Task prompt:
Output the full listing below exactly as it reads, and skip anything that is a picture.

________________________

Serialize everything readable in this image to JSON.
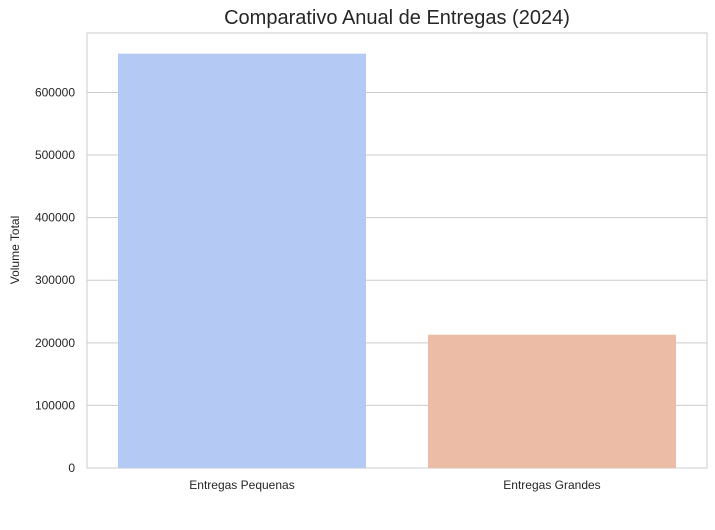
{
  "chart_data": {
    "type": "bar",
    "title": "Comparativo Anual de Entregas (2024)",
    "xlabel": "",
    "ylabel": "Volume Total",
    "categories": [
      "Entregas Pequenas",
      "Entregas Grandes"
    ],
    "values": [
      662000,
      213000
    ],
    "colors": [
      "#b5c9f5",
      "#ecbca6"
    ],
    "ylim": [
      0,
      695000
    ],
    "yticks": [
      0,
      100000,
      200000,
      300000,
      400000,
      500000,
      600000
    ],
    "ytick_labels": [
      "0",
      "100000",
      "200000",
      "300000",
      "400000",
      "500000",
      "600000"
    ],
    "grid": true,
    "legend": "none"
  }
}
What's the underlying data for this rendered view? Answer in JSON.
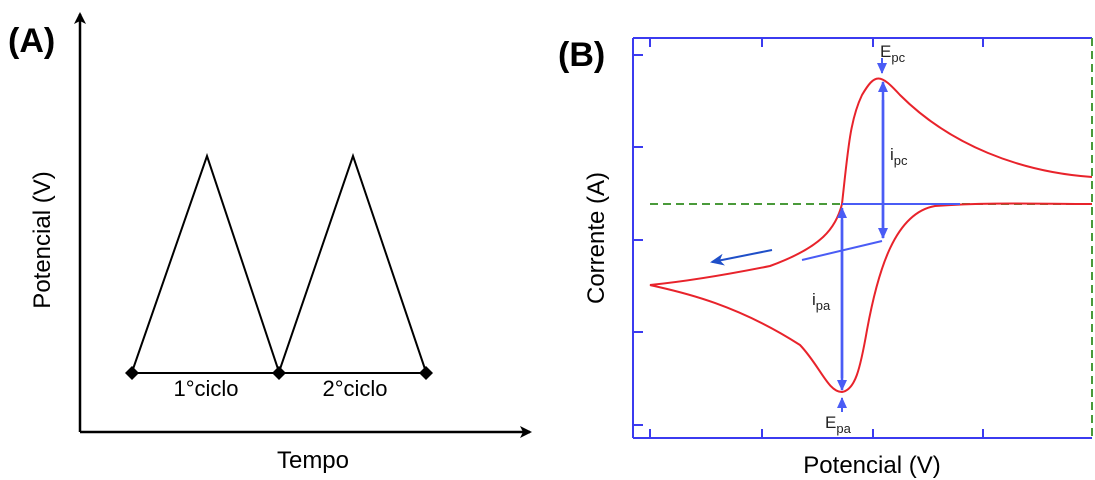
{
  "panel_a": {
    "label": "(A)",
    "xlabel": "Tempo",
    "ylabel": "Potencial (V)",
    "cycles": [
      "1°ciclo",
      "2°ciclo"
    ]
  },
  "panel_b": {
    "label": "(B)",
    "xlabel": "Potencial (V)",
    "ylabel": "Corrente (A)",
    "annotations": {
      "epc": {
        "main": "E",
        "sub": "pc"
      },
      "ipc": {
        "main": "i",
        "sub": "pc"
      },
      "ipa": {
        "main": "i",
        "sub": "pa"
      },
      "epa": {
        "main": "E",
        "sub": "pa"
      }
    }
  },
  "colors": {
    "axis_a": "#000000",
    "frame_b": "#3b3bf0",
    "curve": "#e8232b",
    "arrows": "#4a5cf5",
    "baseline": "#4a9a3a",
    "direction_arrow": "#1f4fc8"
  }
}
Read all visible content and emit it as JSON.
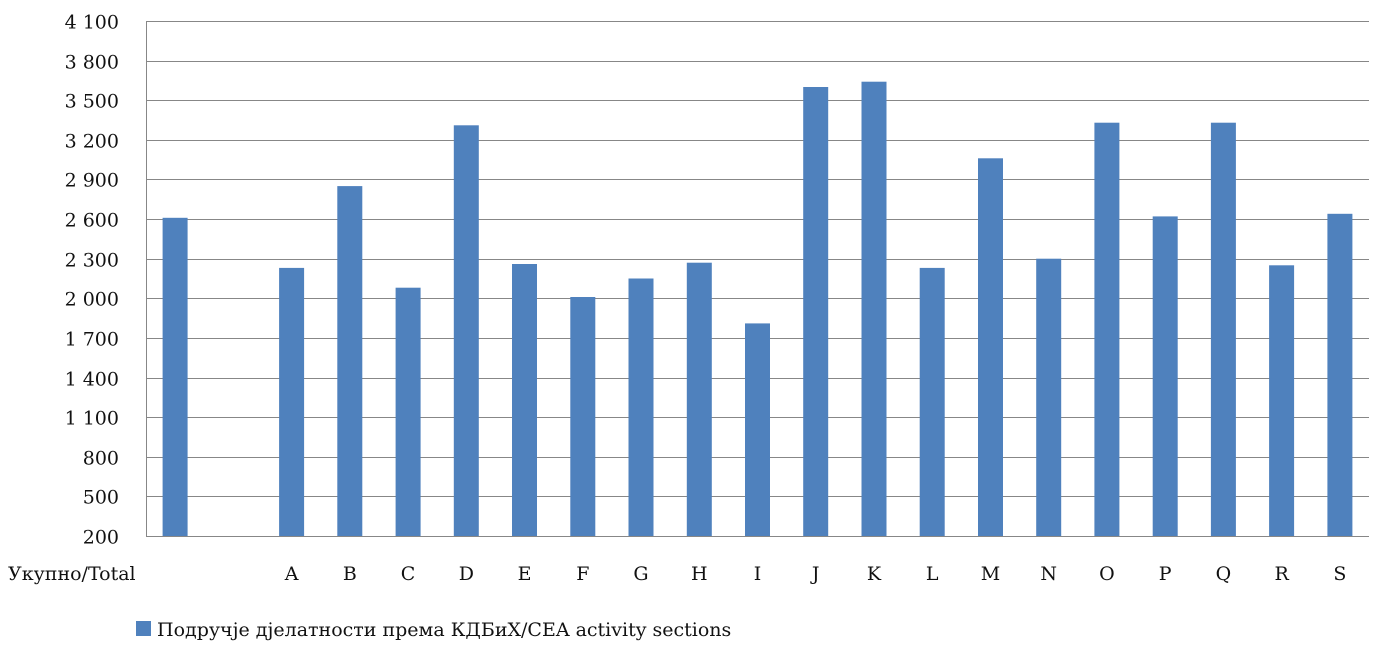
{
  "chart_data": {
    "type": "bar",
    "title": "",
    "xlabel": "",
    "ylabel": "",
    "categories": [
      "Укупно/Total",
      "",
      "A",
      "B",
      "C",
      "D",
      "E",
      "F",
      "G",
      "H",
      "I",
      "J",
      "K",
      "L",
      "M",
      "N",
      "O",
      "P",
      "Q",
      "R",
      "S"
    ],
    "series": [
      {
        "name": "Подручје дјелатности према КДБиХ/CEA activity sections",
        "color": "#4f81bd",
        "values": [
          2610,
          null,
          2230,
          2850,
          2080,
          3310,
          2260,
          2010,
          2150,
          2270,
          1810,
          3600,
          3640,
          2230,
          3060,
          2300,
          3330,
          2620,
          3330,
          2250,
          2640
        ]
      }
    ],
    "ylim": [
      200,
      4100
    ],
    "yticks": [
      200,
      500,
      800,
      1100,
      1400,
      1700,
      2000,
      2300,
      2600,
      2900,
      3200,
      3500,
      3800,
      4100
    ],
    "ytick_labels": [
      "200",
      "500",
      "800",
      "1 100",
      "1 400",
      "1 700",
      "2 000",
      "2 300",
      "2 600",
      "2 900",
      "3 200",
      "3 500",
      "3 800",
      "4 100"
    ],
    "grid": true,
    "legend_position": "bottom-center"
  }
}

________________________

Exercise solution:
Serialize everything readable in this image to JSON.
{
  "chart_data": {
    "type": "bar",
    "title": "Comparativo Anual de Entregas (2024)",
    "xlabel": "",
    "ylabel": "Volume Total",
    "categories": [
      "Entregas Pequenas",
      "Entregas Grandes"
    ],
    "values": [
      662000,
      213000
    ],
    "colors": [
      "#b5c9f5",
      "#ecbca6"
    ],
    "ylim": [
      0,
      695000
    ],
    "yticks": [
      0,
      100000,
      200000,
      300000,
      400000,
      500000,
      600000
    ],
    "ytick_labels": [
      "0",
      "100000",
      "200000",
      "300000",
      "400000",
      "500000",
      "600000"
    ],
    "grid": true,
    "legend": "none"
  }
}
What's the underlying data for this rendered view? Answer in JSON.
{
  "panel_a": {
    "label": "(A)",
    "xlabel": "Tempo",
    "ylabel": "Potencial (V)",
    "cycles": [
      "1°ciclo",
      "2°ciclo"
    ]
  },
  "panel_b": {
    "label": "(B)",
    "xlabel": "Potencial (V)",
    "ylabel": "Corrente (A)",
    "annotations": {
      "epc": {
        "main": "E",
        "sub": "pc"
      },
      "ipc": {
        "main": "i",
        "sub": "pc"
      },
      "ipa": {
        "main": "i",
        "sub": "pa"
      },
      "epa": {
        "main": "E",
        "sub": "pa"
      }
    }
  },
  "colors": {
    "axis_a": "#000000",
    "frame_b": "#3b3bf0",
    "curve": "#e8232b",
    "arrows": "#4a5cf5",
    "baseline": "#4a9a3a",
    "direction_arrow": "#1f4fc8"
  }
}
Read all visible content and emit it as JSON.
{
  "chart_data": {
    "type": "bar",
    "title": "",
    "xlabel": "",
    "ylabel": "",
    "categories": [
      "Укупно/Total",
      "",
      "A",
      "B",
      "C",
      "D",
      "E",
      "F",
      "G",
      "H",
      "I",
      "J",
      "K",
      "L",
      "M",
      "N",
      "O",
      "P",
      "Q",
      "R",
      "S"
    ],
    "series": [
      {
        "name": "Подручје дјелатности према КДБиХ/CEA activity sections",
        "color": "#4f81bd",
        "values": [
          2610,
          null,
          2230,
          2850,
          2080,
          3310,
          2260,
          2010,
          2150,
          2270,
          1810,
          3600,
          3640,
          2230,
          3060,
          2300,
          3330,
          2620,
          3330,
          2250,
          2640
        ]
      }
    ],
    "ylim": [
      200,
      4100
    ],
    "yticks": [
      200,
      500,
      800,
      1100,
      1400,
      1700,
      2000,
      2300,
      2600,
      2900,
      3200,
      3500,
      3800,
      4100
    ],
    "ytick_labels": [
      "200",
      "500",
      "800",
      "1 100",
      "1 400",
      "1 700",
      "2 000",
      "2 300",
      "2 600",
      "2 900",
      "3 200",
      "3 500",
      "3 800",
      "4 100"
    ],
    "grid": true,
    "legend_position": "bottom-center"
  }
}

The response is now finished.